-- RECORDS PROVIDED --

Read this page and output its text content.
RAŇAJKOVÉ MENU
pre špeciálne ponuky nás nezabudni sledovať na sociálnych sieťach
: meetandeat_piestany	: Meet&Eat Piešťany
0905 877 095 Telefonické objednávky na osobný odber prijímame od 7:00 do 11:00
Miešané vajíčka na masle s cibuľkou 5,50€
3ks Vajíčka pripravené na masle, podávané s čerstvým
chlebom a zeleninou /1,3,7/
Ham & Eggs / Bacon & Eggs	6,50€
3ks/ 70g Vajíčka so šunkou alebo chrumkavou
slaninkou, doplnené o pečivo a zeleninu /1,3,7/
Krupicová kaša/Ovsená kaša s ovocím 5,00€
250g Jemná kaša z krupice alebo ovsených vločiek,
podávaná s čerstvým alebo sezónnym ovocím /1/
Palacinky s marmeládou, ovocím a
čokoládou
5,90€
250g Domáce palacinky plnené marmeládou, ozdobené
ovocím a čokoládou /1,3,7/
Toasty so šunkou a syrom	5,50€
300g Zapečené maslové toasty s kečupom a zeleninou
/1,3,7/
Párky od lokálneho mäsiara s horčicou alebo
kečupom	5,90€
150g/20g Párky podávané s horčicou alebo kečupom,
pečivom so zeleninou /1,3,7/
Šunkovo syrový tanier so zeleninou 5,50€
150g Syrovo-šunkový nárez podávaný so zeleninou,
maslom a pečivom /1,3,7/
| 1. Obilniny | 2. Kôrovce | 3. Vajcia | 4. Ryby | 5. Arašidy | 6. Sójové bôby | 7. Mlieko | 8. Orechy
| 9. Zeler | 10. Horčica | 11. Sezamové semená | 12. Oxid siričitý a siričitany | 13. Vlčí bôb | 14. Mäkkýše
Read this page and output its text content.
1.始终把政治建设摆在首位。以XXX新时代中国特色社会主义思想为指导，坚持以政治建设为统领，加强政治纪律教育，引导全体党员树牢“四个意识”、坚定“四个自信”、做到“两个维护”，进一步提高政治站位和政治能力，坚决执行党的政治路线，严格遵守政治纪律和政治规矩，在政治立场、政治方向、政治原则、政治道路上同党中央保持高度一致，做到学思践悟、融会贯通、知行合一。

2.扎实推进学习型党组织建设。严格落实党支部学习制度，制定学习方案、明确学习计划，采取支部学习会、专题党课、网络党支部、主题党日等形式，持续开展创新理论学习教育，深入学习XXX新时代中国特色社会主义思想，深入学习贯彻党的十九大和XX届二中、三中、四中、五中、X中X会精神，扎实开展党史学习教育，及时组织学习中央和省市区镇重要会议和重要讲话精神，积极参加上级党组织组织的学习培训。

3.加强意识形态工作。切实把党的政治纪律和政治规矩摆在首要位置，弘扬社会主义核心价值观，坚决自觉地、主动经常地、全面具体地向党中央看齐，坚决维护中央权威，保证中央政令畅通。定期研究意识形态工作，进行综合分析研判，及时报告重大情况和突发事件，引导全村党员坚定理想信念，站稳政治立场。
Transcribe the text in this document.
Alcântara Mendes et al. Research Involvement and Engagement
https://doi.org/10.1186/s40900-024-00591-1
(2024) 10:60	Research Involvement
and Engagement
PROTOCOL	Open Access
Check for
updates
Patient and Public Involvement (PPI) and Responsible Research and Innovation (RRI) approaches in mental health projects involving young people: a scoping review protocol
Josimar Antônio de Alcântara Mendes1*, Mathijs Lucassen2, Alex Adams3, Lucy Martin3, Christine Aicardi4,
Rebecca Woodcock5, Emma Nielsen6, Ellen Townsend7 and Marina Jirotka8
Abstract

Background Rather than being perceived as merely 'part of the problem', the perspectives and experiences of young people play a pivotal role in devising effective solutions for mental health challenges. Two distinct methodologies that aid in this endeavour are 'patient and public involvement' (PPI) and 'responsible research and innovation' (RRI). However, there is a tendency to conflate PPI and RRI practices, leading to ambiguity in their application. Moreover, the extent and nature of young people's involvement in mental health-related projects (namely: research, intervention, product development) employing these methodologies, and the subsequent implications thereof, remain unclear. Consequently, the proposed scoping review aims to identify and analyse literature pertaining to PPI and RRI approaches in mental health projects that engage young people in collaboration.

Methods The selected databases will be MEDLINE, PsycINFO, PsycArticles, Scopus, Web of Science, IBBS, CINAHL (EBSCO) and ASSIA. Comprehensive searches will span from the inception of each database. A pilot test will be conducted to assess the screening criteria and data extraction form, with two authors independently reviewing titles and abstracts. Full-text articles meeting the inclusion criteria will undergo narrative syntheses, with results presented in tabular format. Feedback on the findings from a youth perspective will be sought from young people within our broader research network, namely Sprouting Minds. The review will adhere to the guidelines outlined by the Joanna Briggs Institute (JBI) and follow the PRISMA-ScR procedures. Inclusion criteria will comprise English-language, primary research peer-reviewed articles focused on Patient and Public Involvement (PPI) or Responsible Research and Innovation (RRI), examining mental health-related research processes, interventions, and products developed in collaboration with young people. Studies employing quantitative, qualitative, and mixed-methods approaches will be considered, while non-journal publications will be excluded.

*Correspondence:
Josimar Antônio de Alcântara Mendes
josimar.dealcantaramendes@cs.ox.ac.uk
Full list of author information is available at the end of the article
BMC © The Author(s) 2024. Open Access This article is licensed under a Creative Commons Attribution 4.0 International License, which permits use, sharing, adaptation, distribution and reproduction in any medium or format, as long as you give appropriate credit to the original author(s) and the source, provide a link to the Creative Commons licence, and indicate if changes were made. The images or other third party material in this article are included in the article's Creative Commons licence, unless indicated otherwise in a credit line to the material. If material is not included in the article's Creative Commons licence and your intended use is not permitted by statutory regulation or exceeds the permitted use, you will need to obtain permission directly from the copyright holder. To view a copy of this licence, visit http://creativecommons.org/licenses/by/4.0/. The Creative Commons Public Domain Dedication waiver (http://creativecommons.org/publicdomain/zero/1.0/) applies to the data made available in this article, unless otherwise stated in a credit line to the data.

-- AIM OF THE TASK --
Each line of the material above must be retyped precisely.

-- ANSWER TO THE TASK --
Read this page and output its text content.
RAŇAJKOVÉ MENU
pre špeciálne ponuky nás nezabudni sledovať na sociálnych sieťach
: meetandeat_piestany	: Meet&Eat Piešťany
0905 877 095 Telefonické objednávky na osobný odber prijímame od 7:00 do 11:00
Miešané vajíčka na masle s cibuľkou 5,50€
3ks Vajíčka pripravené na masle, podávané s čerstvým
chlebom a zeleninou /1,3,7/
Ham & Eggs / Bacon & Eggs	6,50€
3ks/ 70g Vajíčka so šunkou alebo chrumkavou
slaninkou, doplnené o pečivo a zeleninu /1,3,7/
Krupicová kaša/Ovsená kaša s ovocím 5,00€
250g Jemná kaša z krupice alebo ovsených vločiek,
podávaná s čerstvým alebo sezónnym ovocím /1/
Palacinky s marmeládou, ovocím a
čokoládou
5,90€
250g Domáce palacinky plnené marmeládou, ozdobené
ovocím a čokoládou /1,3,7/
Toasty so šunkou a syrom	5,50€
300g Zapečené maslové toasty s kečupom a zeleninou
/1,3,7/
Párky od lokálneho mäsiara s horčicou alebo
kečupom	5,90€
150g/20g Párky podávané s horčicou alebo kečupom,
pečivom so zeleninou /1,3,7/
Šunkovo syrový tanier so zeleninou 5,50€
150g Syrovo-šunkový nárez podávaný so zeleninou,
maslom a pečivom /1,3,7/
| 1. Obilniny | 2. Kôrovce | 3. Vajcia | 4. Ryby | 5. Arašidy | 6. Sójové bôby | 7. Mlieko | 8. Orechy
| 9. Zeler | 10. Horčica | 11. Sezamové semená | 12. Oxid siričitý a siričitany | 13. Vlčí bôb | 14. Mäkkýše
Read this page and output its text content.
1.始终把政治建设摆在首位。以XXX新时代中国特色社会主义思想为指导，坚持以政治建设为统领，加强政治纪律教育，引导全体党员树牢“四个意识”、坚定“四个自信”、做到“两个维护”，进一步提高政治站位和政治能力，坚决执行党的政治路线，严格遵守政治纪律和政治规矩，在政治立场、政治方向、政治原则、政治道路上同党中央保持高度一致，做到学思践悟、融会贯通、知行合一。

2.扎实推进学习型党组织建设。严格落实党支部学习制度，制定学习方案、明确学习计划，采取支部学习会、专题党课、网络党支部、主题党日等形式，持续开展创新理论学习教育，深入学习XXX新时代中国特色社会主义思想，深入学习贯彻党的十九大和XX届二中、三中、四中、五中、X中X会精神，扎实开展党史学习教育，及时组织学习中央和省市区镇重要会议和重要讲话精神，积极参加上级党组织组织的学习培训。

3.加强意识形态工作。切实把党的政治纪律和政治规矩摆在首要位置，弘扬社会主义核心价值观，坚决自觉地、主动经常地、全面具体地向党中央看齐，坚决维护中央权威，保证中央政令畅通。定期研究意识形态工作，进行综合分析研判，及时报告重大情况和突发事件，引导全村党员坚定理想信念，站稳政治立场。
Transcribe the text in this document.
Alcântara Mendes et al. Research Involvement and Engagement
https://doi.org/10.1186/s40900-024-00591-1
(2024) 10:60	Research Involvement
and Engagement
PROTOCOL	Open Access
Check for
updates
Patient and Public Involvement (PPI) and Responsible Research and Innovation (RRI) approaches in mental health projects involving young people: a scoping review protocol
Josimar Antônio de Alcântara Mendes1*, Mathijs Lucassen2, Alex Adams3, Lucy Martin3, Christine Aicardi4,
Rebecca Woodcock5, Emma Nielsen6, Ellen Townsend7 and Marina Jirotka8
Abstract

Background Rather than being perceived as merely 'part of the problem', the perspectives and experiences of young people play a pivotal role in devising effective solutions for mental health challenges. Two distinct methodologies that aid in this endeavour are 'patient and public involvement' (PPI) and 'responsible research and innovation' (RRI). However, there is a tendency to conflate PPI and RRI practices, leading to ambiguity in their application. Moreover, the extent and nature of young people's involvement in mental health-related projects (namely: research, intervention, product development) employing these methodologies, and the subsequent implications thereof, remain unclear. Consequently, the proposed scoping review aims to identify and analyse literature pertaining to PPI and RRI approaches in mental health projects that engage young people in collaboration.

Methods The selected databases will be MEDLINE, PsycINFO, PsycArticles, Scopus, Web of Science, IBBS, CINAHL (EBSCO) and ASSIA. Comprehensive searches will span from the inception of each database. A pilot test will be conducted to assess the screening criteria and data extraction form, with two authors independently reviewing titles and abstracts. Full-text articles meeting the inclusion criteria will undergo narrative syntheses, with results presented in tabular format. Feedback on the findings from a youth perspective will be sought from young people within our broader research network, namely Sprouting Minds. The review will adhere to the guidelines outlined by the Joanna Briggs Institute (JBI) and follow the PRISMA-ScR procedures. Inclusion criteria will comprise English-language, primary research peer-reviewed articles focused on Patient and Public Involvement (PPI) or Responsible Research and Innovation (RRI), examining mental health-related research processes, interventions, and products developed in collaboration with young people. Studies employing quantitative, qualitative, and mixed-methods approaches will be considered, while non-journal publications will be excluded.

*Correspondence:
Josimar Antônio de Alcântara Mendes
josimar.dealcantaramendes@cs.ox.ac.uk
Full list of author information is available at the end of the article
BMC © The Author(s) 2024. Open Access This article is licensed under a Creative Commons Attribution 4.0 International License, which permits use, sharing, adaptation, distribution and reproduction in any medium or format, as long as you give appropriate credit to the original author(s) and the source, provide a link to the Creative Commons licence, and indicate if changes were made. The images or other third party material in this article are included in the article's Creative Commons licence, unless indicated otherwise in a credit line to the material. If material is not included in the article's Creative Commons licence and your intended use is not permitted by statutory regulation or exceeds the permitted use, you will need to obtain permission directly from the copyright holder. To view a copy of this licence, visit http://creativecommons.org/licenses/by/4.0/. The Creative Commons Public Domain Dedication waiver (http://creativecommons.org/publicdomain/zero/1.0/) applies to the data made available in this article, unless otherwise stated in a credit line to the data.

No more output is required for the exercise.